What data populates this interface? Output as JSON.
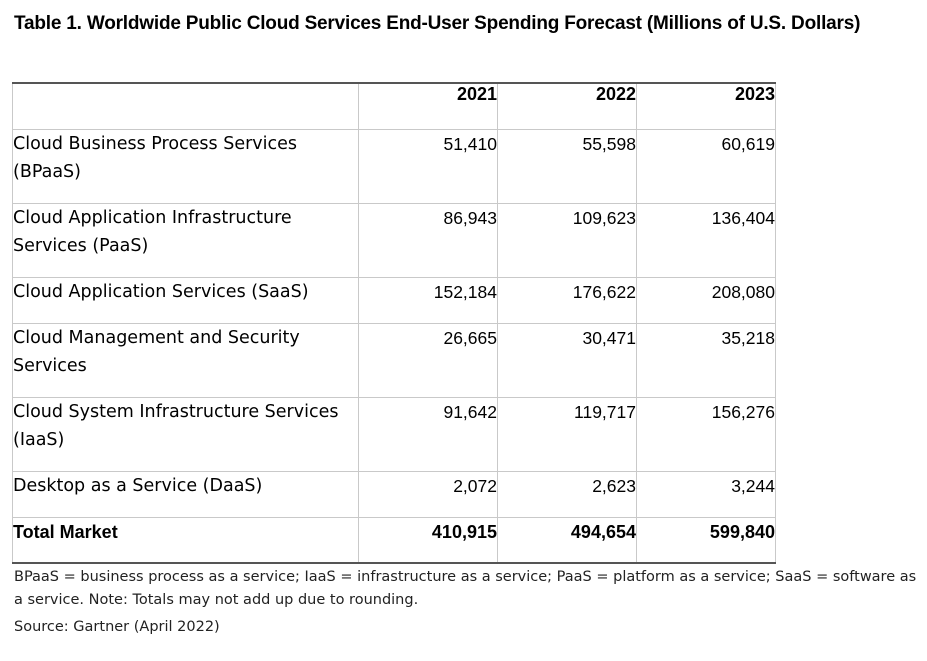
{
  "title": "Table 1. Worldwide Public Cloud Services End-User Spending Forecast (Millions of U.S. Dollars)",
  "table": {
    "header": [
      "",
      "2021",
      "2022",
      "2023"
    ],
    "rows": [
      {
        "label": "Cloud Business Process Services (BPaaS)",
        "values": [
          "51,410",
          "55,598",
          "60,619"
        ]
      },
      {
        "label": "Cloud Application Infrastructure Services (PaaS)",
        "values": [
          "86,943",
          "109,623",
          "136,404"
        ]
      },
      {
        "label": "Cloud Application Services (SaaS)",
        "values": [
          "152,184",
          "176,622",
          "208,080"
        ]
      },
      {
        "label": "Cloud Management and Security Services",
        "values": [
          "26,665",
          "30,471",
          "35,218"
        ]
      },
      {
        "label": "Cloud System Infrastructure Services (IaaS)",
        "values": [
          "91,642",
          "119,717",
          "156,276"
        ]
      },
      {
        "label": "Desktop as a Service (DaaS)",
        "values": [
          "2,072",
          "2,623",
          "3,244"
        ]
      }
    ],
    "total": {
      "label": "Total Market",
      "values": [
        "410,915",
        "494,654",
        "599,840"
      ]
    }
  },
  "footnote": "BPaaS = business process as a service; IaaS = infrastructure as a service; PaaS = platform as a service; SaaS = software as a service. Note: Totals may not add up due to rounding.",
  "source": "Source: Gartner (April 2022)"
}
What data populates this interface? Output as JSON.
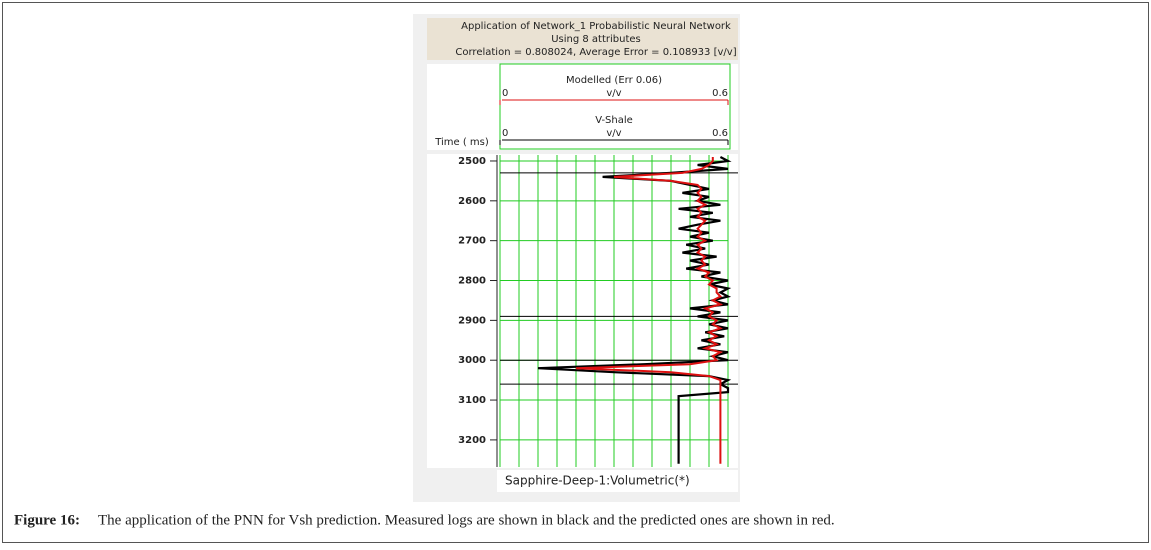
{
  "chart_data": {
    "type": "line",
    "title": "Application of Network_1 Probabilistic Neural Network",
    "subtitle": "Using 8 attributes",
    "annotation": "Correlation = 0.808024, Average Error = 0.108933 [v/v]",
    "ylabel": "Time ( ms)",
    "xunit": "v/v",
    "ylim": [
      2485,
      3268
    ],
    "yticks": [
      2500,
      2600,
      2700,
      2800,
      2900,
      3000,
      3100,
      3200
    ],
    "xlim": [
      0,
      0.6
    ],
    "xticks": [
      0,
      0.6
    ],
    "xgrid": [
      0,
      0.05,
      0.1,
      0.15,
      0.2,
      0.25,
      0.3,
      0.35,
      0.4,
      0.45,
      0.5,
      0.55,
      0.6
    ],
    "grid": true,
    "grid_color": "#22cc22",
    "horizons": [
      2530,
      2890,
      3000,
      3060
    ],
    "x": [
      2490,
      2500,
      2510,
      2520,
      2530,
      2540,
      2550,
      2560,
      2570,
      2580,
      2590,
      2600,
      2610,
      2620,
      2630,
      2640,
      2650,
      2660,
      2670,
      2680,
      2690,
      2700,
      2710,
      2720,
      2730,
      2740,
      2750,
      2760,
      2770,
      2780,
      2790,
      2800,
      2810,
      2820,
      2830,
      2840,
      2850,
      2860,
      2870,
      2880,
      2890,
      2900,
      2910,
      2920,
      2930,
      2940,
      2950,
      2960,
      2970,
      2980,
      2990,
      3000,
      3010,
      3020,
      3030,
      3040,
      3050,
      3060,
      3070,
      3080,
      3090,
      3100,
      3260
    ],
    "series": [
      {
        "name": "Modelled (Err 0.06)",
        "color": "#dd1111",
        "values": [
          0.56,
          0.56,
          0.55,
          0.53,
          0.48,
          0.3,
          0.45,
          0.52,
          0.53,
          0.52,
          0.53,
          0.52,
          0.54,
          0.52,
          0.53,
          0.52,
          0.54,
          0.53,
          0.52,
          0.53,
          0.52,
          0.54,
          0.52,
          0.53,
          0.52,
          0.54,
          0.53,
          0.54,
          0.52,
          0.55,
          0.54,
          0.56,
          0.55,
          0.57,
          0.57,
          0.58,
          0.56,
          0.58,
          0.54,
          0.56,
          0.55,
          0.57,
          0.56,
          0.58,
          0.55,
          0.57,
          0.55,
          0.57,
          0.54,
          0.58,
          0.56,
          0.57,
          0.5,
          0.2,
          0.45,
          0.55,
          0.58,
          0.58,
          0.58,
          0.58,
          0.58,
          0.58,
          0.58
        ]
      },
      {
        "name": "V-Shale",
        "color": "#000000",
        "values": [
          0.58,
          0.6,
          0.52,
          0.6,
          0.45,
          0.27,
          0.45,
          0.5,
          0.55,
          0.48,
          0.55,
          0.52,
          0.58,
          0.47,
          0.56,
          0.5,
          0.58,
          0.52,
          0.47,
          0.55,
          0.5,
          0.56,
          0.49,
          0.54,
          0.48,
          0.57,
          0.5,
          0.55,
          0.49,
          0.58,
          0.53,
          0.6,
          0.55,
          0.6,
          0.58,
          0.6,
          0.56,
          0.6,
          0.5,
          0.58,
          0.52,
          0.6,
          0.55,
          0.6,
          0.54,
          0.59,
          0.53,
          0.58,
          0.52,
          0.6,
          0.56,
          0.6,
          0.38,
          0.1,
          0.3,
          0.55,
          0.6,
          0.58,
          0.6,
          0.6,
          0.47,
          0.47,
          0.47
        ]
      }
    ],
    "footer": "Sapphire-Deep-1:Volumetric(*)"
  },
  "caption": {
    "label": "Figure 16:",
    "text": "The application of the PNN for Vsh prediction. Measured logs are shown in black and the predicted ones are shown in red."
  }
}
━━━
PROBLEM |
Leave out the pictures and retype every line above exactly.

FULL SOLUTION |
What data populates this interface? Output as JSON.
{
  "title": "Table 1. Worldwide Public Cloud Services End-User Spending Forecast (Millions of U.S. Dollars)",
  "table": {
    "header": [
      "",
      "2021",
      "2022",
      "2023"
    ],
    "rows": [
      {
        "label": "Cloud Business Process Services (BPaaS)",
        "values": [
          "51,410",
          "55,598",
          "60,619"
        ]
      },
      {
        "label": "Cloud Application Infrastructure Services (PaaS)",
        "values": [
          "86,943",
          "109,623",
          "136,404"
        ]
      },
      {
        "label": "Cloud Application Services (SaaS)",
        "values": [
          "152,184",
          "176,622",
          "208,080"
        ]
      },
      {
        "label": "Cloud Management and Security Services",
        "values": [
          "26,665",
          "30,471",
          "35,218"
        ]
      },
      {
        "label": "Cloud System Infrastructure Services (IaaS)",
        "values": [
          "91,642",
          "119,717",
          "156,276"
        ]
      },
      {
        "label": "Desktop as a Service (DaaS)",
        "values": [
          "2,072",
          "2,623",
          "3,244"
        ]
      }
    ],
    "total": {
      "label": "Total Market",
      "values": [
        "410,915",
        "494,654",
        "599,840"
      ]
    }
  },
  "footnote": "BPaaS = business process as a service; IaaS = infrastructure as a service; PaaS = platform as a service; SaaS = software as a service. Note: Totals may not add up due to rounding.",
  "source": "Source: Gartner (April 2022)"
}
What data populates this interface? Output as JSON.
{
  "chart_data": {
    "type": "line",
    "title": "Application of Network_1 Probabilistic Neural Network",
    "subtitle": "Using 8 attributes",
    "annotation": "Correlation = 0.808024, Average Error = 0.108933 [v/v]",
    "ylabel": "Time ( ms)",
    "xunit": "v/v",
    "ylim": [
      2485,
      3268
    ],
    "yticks": [
      2500,
      2600,
      2700,
      2800,
      2900,
      3000,
      3100,
      3200
    ],
    "xlim": [
      0,
      0.6
    ],
    "xticks": [
      0,
      0.6
    ],
    "xgrid": [
      0,
      0.05,
      0.1,
      0.15,
      0.2,
      0.25,
      0.3,
      0.35,
      0.4,
      0.45,
      0.5,
      0.55,
      0.6
    ],
    "grid": true,
    "grid_color": "#22cc22",
    "horizons": [
      2530,
      2890,
      3000,
      3060
    ],
    "x": [
      2490,
      2500,
      2510,
      2520,
      2530,
      2540,
      2550,
      2560,
      2570,
      2580,
      2590,
      2600,
      2610,
      2620,
      2630,
      2640,
      2650,
      2660,
      2670,
      2680,
      2690,
      2700,
      2710,
      2720,
      2730,
      2740,
      2750,
      2760,
      2770,
      2780,
      2790,
      2800,
      2810,
      2820,
      2830,
      2840,
      2850,
      2860,
      2870,
      2880,
      2890,
      2900,
      2910,
      2920,
      2930,
      2940,
      2950,
      2960,
      2970,
      2980,
      2990,
      3000,
      3010,
      3020,
      3030,
      3040,
      3050,
      3060,
      3070,
      3080,
      3090,
      3100,
      3260
    ],
    "series": [
      {
        "name": "Modelled (Err 0.06)",
        "color": "#dd1111",
        "values": [
          0.56,
          0.56,
          0.55,
          0.53,
          0.48,
          0.3,
          0.45,
          0.52,
          0.53,
          0.52,
          0.53,
          0.52,
          0.54,
          0.52,
          0.53,
          0.52,
          0.54,
          0.53,
          0.52,
          0.53,
          0.52,
          0.54,
          0.52,
          0.53,
          0.52,
          0.54,
          0.53,
          0.54,
          0.52,
          0.55,
          0.54,
          0.56,
          0.55,
          0.57,
          0.57,
          0.58,
          0.56,
          0.58,
          0.54,
          0.56,
          0.55,
          0.57,
          0.56,
          0.58,
          0.55,
          0.57,
          0.55,
          0.57,
          0.54,
          0.58,
          0.56,
          0.57,
          0.5,
          0.2,
          0.45,
          0.55,
          0.58,
          0.58,
          0.58,
          0.58,
          0.58,
          0.58,
          0.58
        ]
      },
      {
        "name": "V-Shale",
        "color": "#000000",
        "values": [
          0.58,
          0.6,
          0.52,
          0.6,
          0.45,
          0.27,
          0.45,
          0.5,
          0.55,
          0.48,
          0.55,
          0.52,
          0.58,
          0.47,
          0.56,
          0.5,
          0.58,
          0.52,
          0.47,
          0.55,
          0.5,
          0.56,
          0.49,
          0.54,
          0.48,
          0.57,
          0.5,
          0.55,
          0.49,
          0.58,
          0.53,
          0.6,
          0.55,
          0.6,
          0.58,
          0.6,
          0.56,
          0.6,
          0.5,
          0.58,
          0.52,
          0.6,
          0.55,
          0.6,
          0.54,
          0.59,
          0.53,
          0.58,
          0.52,
          0.6,
          0.56,
          0.6,
          0.38,
          0.1,
          0.3,
          0.55,
          0.6,
          0.58,
          0.6,
          0.6,
          0.47,
          0.47,
          0.47
        ]
      }
    ],
    "footer": "Sapphire-Deep-1:Volumetric(*)"
  },
  "caption": {
    "label": "Figure 16:",
    "text": "The application of the PNN for Vsh prediction. Measured logs are shown in black and the predicted ones are shown in red."
  }
}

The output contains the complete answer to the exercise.